Please print every line of the records below without changing anything.

Records with labeled boxes
□ □ □ □

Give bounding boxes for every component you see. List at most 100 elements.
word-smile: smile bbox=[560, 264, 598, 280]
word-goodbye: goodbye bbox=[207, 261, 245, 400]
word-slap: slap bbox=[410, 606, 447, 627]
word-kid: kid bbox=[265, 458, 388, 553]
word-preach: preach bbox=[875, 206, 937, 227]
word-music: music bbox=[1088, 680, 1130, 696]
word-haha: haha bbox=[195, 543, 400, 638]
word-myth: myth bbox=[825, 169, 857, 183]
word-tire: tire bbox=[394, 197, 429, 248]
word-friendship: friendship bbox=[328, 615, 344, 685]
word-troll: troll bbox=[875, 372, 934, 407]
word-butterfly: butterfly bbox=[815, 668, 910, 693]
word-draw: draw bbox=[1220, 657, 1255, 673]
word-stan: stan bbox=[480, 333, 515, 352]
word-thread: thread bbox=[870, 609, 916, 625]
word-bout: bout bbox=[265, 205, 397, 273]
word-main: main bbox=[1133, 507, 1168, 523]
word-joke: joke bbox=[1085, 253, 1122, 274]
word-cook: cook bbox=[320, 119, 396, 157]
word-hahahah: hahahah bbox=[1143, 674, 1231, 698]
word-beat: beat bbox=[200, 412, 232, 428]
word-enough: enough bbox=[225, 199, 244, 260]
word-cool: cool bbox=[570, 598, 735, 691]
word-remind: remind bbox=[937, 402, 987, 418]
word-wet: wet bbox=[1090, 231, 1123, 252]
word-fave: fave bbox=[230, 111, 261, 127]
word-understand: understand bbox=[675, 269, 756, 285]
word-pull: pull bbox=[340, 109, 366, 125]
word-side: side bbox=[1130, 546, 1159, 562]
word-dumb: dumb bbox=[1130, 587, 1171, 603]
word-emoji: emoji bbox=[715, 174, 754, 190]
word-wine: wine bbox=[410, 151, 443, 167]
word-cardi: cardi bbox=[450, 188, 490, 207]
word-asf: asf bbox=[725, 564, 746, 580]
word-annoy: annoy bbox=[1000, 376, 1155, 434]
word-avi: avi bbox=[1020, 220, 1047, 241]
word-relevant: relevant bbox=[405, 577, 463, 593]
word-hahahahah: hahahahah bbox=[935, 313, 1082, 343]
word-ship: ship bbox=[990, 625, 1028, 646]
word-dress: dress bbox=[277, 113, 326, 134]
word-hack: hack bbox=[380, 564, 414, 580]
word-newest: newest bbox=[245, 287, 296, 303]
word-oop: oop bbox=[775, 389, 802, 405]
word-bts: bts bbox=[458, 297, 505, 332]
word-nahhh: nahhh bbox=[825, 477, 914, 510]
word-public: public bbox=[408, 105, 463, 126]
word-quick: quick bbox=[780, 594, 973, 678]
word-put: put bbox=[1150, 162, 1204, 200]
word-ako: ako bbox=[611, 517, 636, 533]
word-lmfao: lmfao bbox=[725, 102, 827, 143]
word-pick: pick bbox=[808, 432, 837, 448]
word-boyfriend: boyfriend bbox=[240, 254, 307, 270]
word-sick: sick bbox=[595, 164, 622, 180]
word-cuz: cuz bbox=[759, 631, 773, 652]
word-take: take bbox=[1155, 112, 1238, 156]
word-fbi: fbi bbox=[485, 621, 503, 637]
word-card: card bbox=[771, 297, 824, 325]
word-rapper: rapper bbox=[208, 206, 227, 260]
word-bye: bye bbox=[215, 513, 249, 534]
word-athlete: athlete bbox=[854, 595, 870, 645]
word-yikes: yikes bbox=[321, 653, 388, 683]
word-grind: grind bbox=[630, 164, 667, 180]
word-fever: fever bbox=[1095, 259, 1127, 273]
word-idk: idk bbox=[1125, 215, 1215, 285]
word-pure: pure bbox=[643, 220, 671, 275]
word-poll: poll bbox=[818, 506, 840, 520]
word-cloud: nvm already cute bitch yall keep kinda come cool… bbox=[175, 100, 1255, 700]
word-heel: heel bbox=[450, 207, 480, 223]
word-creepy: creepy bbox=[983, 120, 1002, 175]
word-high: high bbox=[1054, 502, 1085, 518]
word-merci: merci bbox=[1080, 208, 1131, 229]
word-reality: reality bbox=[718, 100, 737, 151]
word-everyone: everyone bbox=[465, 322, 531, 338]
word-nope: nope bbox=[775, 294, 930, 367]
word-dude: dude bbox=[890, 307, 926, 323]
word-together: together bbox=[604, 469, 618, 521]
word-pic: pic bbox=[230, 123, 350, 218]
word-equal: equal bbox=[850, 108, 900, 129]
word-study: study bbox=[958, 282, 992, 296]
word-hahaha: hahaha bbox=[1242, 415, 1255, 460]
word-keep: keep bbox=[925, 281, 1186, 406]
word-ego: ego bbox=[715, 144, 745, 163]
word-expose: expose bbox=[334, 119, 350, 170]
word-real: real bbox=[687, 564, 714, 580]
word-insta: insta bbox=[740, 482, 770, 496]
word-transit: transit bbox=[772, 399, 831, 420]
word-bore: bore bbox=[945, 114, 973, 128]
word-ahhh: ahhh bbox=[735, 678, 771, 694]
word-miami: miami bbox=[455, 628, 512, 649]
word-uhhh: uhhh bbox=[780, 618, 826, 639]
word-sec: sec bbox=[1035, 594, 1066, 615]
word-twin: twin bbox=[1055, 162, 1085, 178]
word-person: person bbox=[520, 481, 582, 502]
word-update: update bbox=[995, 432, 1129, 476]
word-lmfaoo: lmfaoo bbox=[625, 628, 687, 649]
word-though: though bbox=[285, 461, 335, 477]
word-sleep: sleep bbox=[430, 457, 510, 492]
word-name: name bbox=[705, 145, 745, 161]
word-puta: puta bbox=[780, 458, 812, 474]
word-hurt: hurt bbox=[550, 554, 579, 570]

□ □ □ □

Answer to this problem
Give bounding boxes for every component you see. List at most 100 elements.
word-smile: smile bbox=[560, 264, 598, 280]
word-goodbye: goodbye bbox=[207, 261, 245, 400]
word-slap: slap bbox=[410, 606, 447, 627]
word-kid: kid bbox=[265, 458, 388, 553]
word-preach: preach bbox=[875, 206, 937, 227]
word-music: music bbox=[1088, 680, 1130, 696]
word-haha: haha bbox=[195, 543, 400, 638]
word-myth: myth bbox=[825, 169, 857, 183]
word-tire: tire bbox=[394, 197, 429, 248]
word-friendship: friendship bbox=[328, 615, 344, 685]
word-troll: troll bbox=[875, 372, 934, 407]
word-butterfly: butterfly bbox=[815, 668, 910, 693]
word-draw: draw bbox=[1220, 657, 1255, 673]
word-stan: stan bbox=[480, 333, 515, 352]
word-thread: thread bbox=[870, 609, 916, 625]
word-bout: bout bbox=[265, 205, 397, 273]
word-main: main bbox=[1133, 507, 1168, 523]
word-joke: joke bbox=[1085, 253, 1122, 274]
word-cook: cook bbox=[320, 119, 396, 157]
word-hahahah: hahahah bbox=[1143, 674, 1231, 698]
word-beat: beat bbox=[200, 412, 232, 428]
word-enough: enough bbox=[225, 199, 244, 260]
word-cool: cool bbox=[570, 598, 735, 691]
word-remind: remind bbox=[937, 402, 987, 418]
word-wet: wet bbox=[1090, 231, 1123, 252]
word-fave: fave bbox=[230, 111, 261, 127]
word-understand: understand bbox=[675, 269, 756, 285]
word-pull: pull bbox=[340, 109, 366, 125]
word-side: side bbox=[1130, 546, 1159, 562]
word-dumb: dumb bbox=[1130, 587, 1171, 603]
word-emoji: emoji bbox=[715, 174, 754, 190]
word-wine: wine bbox=[410, 151, 443, 167]
word-cardi: cardi bbox=[450, 188, 490, 207]
word-asf: asf bbox=[725, 564, 746, 580]
word-annoy: annoy bbox=[1000, 376, 1155, 434]
word-avi: avi bbox=[1020, 220, 1047, 241]
word-relevant: relevant bbox=[405, 577, 463, 593]
word-hahahahah: hahahahah bbox=[935, 313, 1082, 343]
word-ship: ship bbox=[990, 625, 1028, 646]
word-dress: dress bbox=[277, 113, 326, 134]
word-hack: hack bbox=[380, 564, 414, 580]
word-newest: newest bbox=[245, 287, 296, 303]
word-oop: oop bbox=[775, 389, 802, 405]
word-bts: bts bbox=[458, 297, 505, 332]
word-nahhh: nahhh bbox=[825, 477, 914, 510]
word-public: public bbox=[408, 105, 463, 126]
word-quick: quick bbox=[780, 594, 973, 678]
word-put: put bbox=[1150, 162, 1204, 200]
word-ako: ako bbox=[611, 517, 636, 533]
word-lmfao: lmfao bbox=[725, 102, 827, 143]
word-pick: pick bbox=[808, 432, 837, 448]
word-boyfriend: boyfriend bbox=[240, 254, 307, 270]
word-sick: sick bbox=[595, 164, 622, 180]
word-cuz: cuz bbox=[759, 631, 773, 652]
word-take: take bbox=[1155, 112, 1238, 156]
word-fbi: fbi bbox=[485, 621, 503, 637]
word-card: card bbox=[771, 297, 824, 325]
word-rapper: rapper bbox=[208, 206, 227, 260]
word-bye: bye bbox=[215, 513, 249, 534]
word-athlete: athlete bbox=[854, 595, 870, 645]
word-yikes: yikes bbox=[321, 653, 388, 683]
word-grind: grind bbox=[630, 164, 667, 180]
word-fever: fever bbox=[1095, 259, 1127, 273]
word-idk: idk bbox=[1125, 215, 1215, 285]
word-pure: pure bbox=[643, 220, 671, 275]
word-poll: poll bbox=[818, 506, 840, 520]
word-cloud: nvm already cute bitch yall keep kinda come cool… bbox=[175, 100, 1255, 700]
word-heel: heel bbox=[450, 207, 480, 223]
word-creepy: creepy bbox=[983, 120, 1002, 175]
word-high: high bbox=[1054, 502, 1085, 518]
word-merci: merci bbox=[1080, 208, 1131, 229]
word-reality: reality bbox=[718, 100, 737, 151]
word-everyone: everyone bbox=[465, 322, 531, 338]
word-nope: nope bbox=[775, 294, 930, 367]
word-dude: dude bbox=[890, 307, 926, 323]
word-together: together bbox=[604, 469, 618, 521]
word-pic: pic bbox=[230, 123, 350, 218]
word-equal: equal bbox=[850, 108, 900, 129]
word-study: study bbox=[958, 282, 992, 296]
word-hahaha: hahaha bbox=[1242, 415, 1255, 460]
word-keep: keep bbox=[925, 281, 1186, 406]
word-ego: ego bbox=[715, 144, 745, 163]
word-expose: expose bbox=[334, 119, 350, 170]
word-real: real bbox=[687, 564, 714, 580]
word-insta: insta bbox=[740, 482, 770, 496]
word-transit: transit bbox=[772, 399, 831, 420]
word-bore: bore bbox=[945, 114, 973, 128]
word-ahhh: ahhh bbox=[735, 678, 771, 694]
word-miami: miami bbox=[455, 628, 512, 649]
word-uhhh: uhhh bbox=[780, 618, 826, 639]
word-sec: sec bbox=[1035, 594, 1066, 615]
word-twin: twin bbox=[1055, 162, 1085, 178]
word-person: person bbox=[520, 481, 582, 502]
word-update: update bbox=[995, 432, 1129, 476]
word-lmfaoo: lmfaoo bbox=[625, 628, 687, 649]
word-though: though bbox=[285, 461, 335, 477]
word-sleep: sleep bbox=[430, 457, 510, 492]
word-name: name bbox=[705, 145, 745, 161]
word-puta: puta bbox=[780, 458, 812, 474]
word-hurt: hurt bbox=[550, 554, 579, 570]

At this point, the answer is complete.